Objectif énoncé 1
D'après l'extrait sur les entrevues du Centre Samara avec des députés sortants, combien de nouveaux rapports ont été publiés récemment ?
Objectif énoncé 2
Prolongez l'extrait sur les entrevues du Centre Samara avec des députés sortants en reprenant après sa dernière phrase.

Extrait du document

╭──

Dix ans après avoir lancé une première série d’entrevues auprès de députés sortants, le Centre Samara pour la démocratie a récemment publié trois nouveaux rapports se fondant sur une deuxième série d’entrevues. Ces rapports, ainsi que l’ouvrage à succès Tragedy in the Commons, ont retenu toute l’attention des médias et des observateurs parlementaires qui s’intéressent aux réflexions franches d’ex-parlementaires. Dans cet article, les auteurs présentent leurs méthodes d’entrevue en constante évolution et leur démarche méthodologique générale et se penchent sur la possibilité de mettre à la disposition des futurs chercheurs les entrevues détaillées.

╰──

Données fournies
╭──

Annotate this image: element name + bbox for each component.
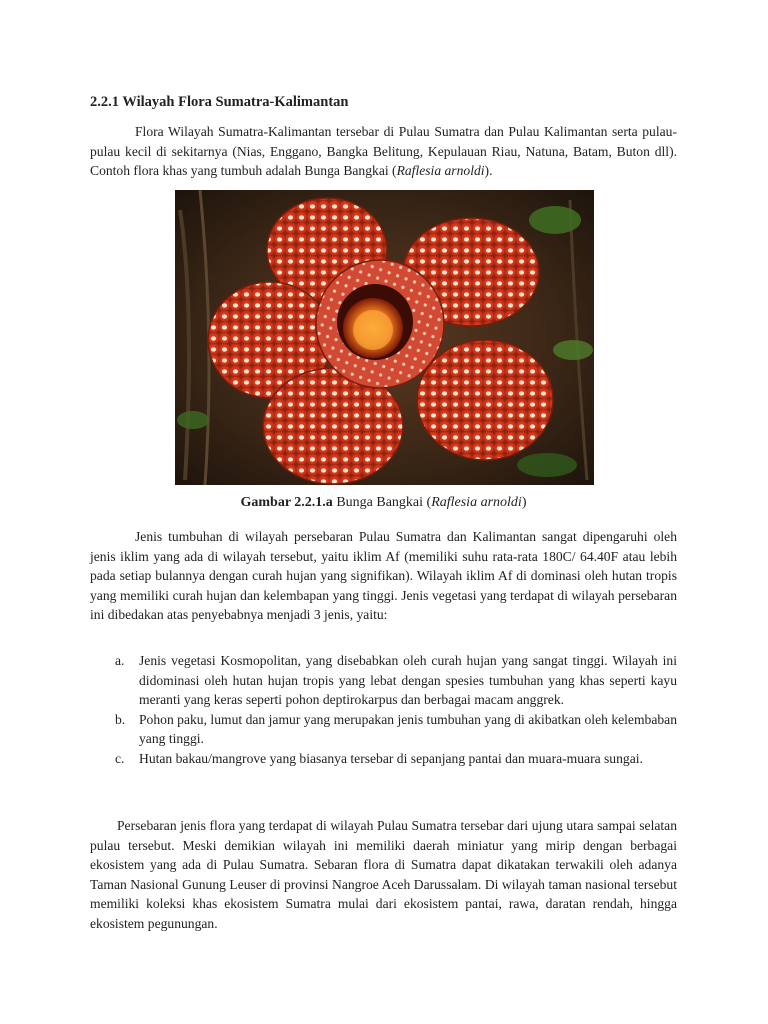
intro-text-end: ). [484,163,493,179]
intro-paragraph [90,122,677,181]
rafflesia-photo [175,190,594,485]
climate-paragraph: Jenis tumbuhan di wilayah persebaran Pulau Sumatra dan Kalimantan sangat dipengaruhi oleh jenis iklim yang ada di wilayah tersebut, yaitu iklim Af (memiliki suhu rata-rata 180C/ 64.40F atau lebih pada setiap bulannya dengan curah hujan yang signifikan). Wilayah iklim Af di dominasi oleh hutan tropis yang memiliki curah hujan dan kelembapan yang tinggi. Jenis vegetasi yang terdapat di wilayah persebaran ini dibedakan atas penyebabnya menjadi 3 jenis, yaitu: [90,529,677,623]
figure-caption [90,495,677,511]
caption-species: Raflesia arnoldi [431,495,522,510]
intro-text: Flora Wilayah Sumatra-Kalimantan tersebar di Pulau Sumatra dan Pulau Kalimantan serta pulau-pulau kecil di sekitarnya (Nias, Enggano, Bangka Belitung, Kepulauan Riau, Natuna, Batam, Buton dll). Contoh flora khas yang tumbuh adalah Bunga Bangkai ( [90,124,677,179]
caption-end: ) [521,495,527,510]
figure-number: Gambar 2.2.1.a [240,495,333,510]
distribution-paragraph: Persebaran jenis flora yang terdapat di wilayah Pulau Sumatra tersebar dari ujung utara sampai selatan pulau tersebut. Meski demikian wilayah ini memiliki daerah miniatur yang mirip dengan berbagai ekosistem yang ada di Pulau Sumatra. Sebaran flora di Sumatra dapat dikatakan terwakili oleh adanya Taman Nasional Gunung Leuser di provinsi Nangroe Aceh Darussalam. Di wilayah taman nasional tersebut memiliki koleksi khas ekosistem Sumatra mulai dari ekosistem pantai, rawa, daratan rendah, hingga ekosistem pegunungan. [90,818,677,931]
list-item-text: Hutan bakau/mangrove yang biasanya tersebar di sepanjang pantai dan muara-muara sungai. [139,750,643,766]
list-item [90,710,677,749]
list-marker: c. [115,750,125,766]
list-item-text: Pohon paku, lumut dan jamur yang merupakan jenis tumbuhan yang di akibatkan oleh kelembaban yang tinggi. [139,711,677,747]
list-marker: a. [115,653,125,668]
caption-text: Bunga Bangkai ( [332,495,432,510]
list-item-text: Jenis vegetasi Kosmopolitan, yang disebabkan oleh curah hujan yang sangat tinggi. Wilayah ini didominasi oleh hutan hujan tropis yang lebat dengan spesies tumbuhan yang khas seperti kayu meranti yang keras seperti pohon deptirokarpus dan berbagai macam anggrek. [139,653,677,708]
list-item [90,749,677,769]
species-name: Raflesia arnoldi [396,163,485,179]
section-heading: 2.2.1 Wilayah Flora Sumatra-Kalimantan [90,94,349,110]
list-item [90,651,677,710]
vegetation-list [90,651,677,769]
list-marker: b. [115,711,126,727]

╰──

Réponse rédigée 1
Trois nouveaux rapports.

Réponse rédigée 2
Il y a dix ans, le Centre Samara pour la démocratie, alors un tout nouvel organisme caritatif non partisan, a lancé un projet pancanadien fondé sur la conviction qu’un abîme se formait peu à peu entre les dirigeants politiques et la population, mais que ces mêmes dirigeants connaissaient peut-être certaines pistes de solution pour combler ce fossé. C’est ainsi qu’est né le projet d’entrevues avec les députés sortants.

La première série d’entrevues s’est déroulée de 2008 à 2011. Nous avons travaillé en partenariat avec l’Association canadienne des ex-parlementaires, qui nous a aidés à entrer en contact avec d’anciens députés anglophones et francophones de tous les partis politiques d’un bout à l’autre du pays. En tout, nous avons rencontré 80 ex-députés des 38e, 39e et 40e législatures, dont plus de 20 ministres et un premier ministre. Ces discussions ont formé la base de quatre rapports et d’un ouvrage à succès, Tragedy in the Commons (2014).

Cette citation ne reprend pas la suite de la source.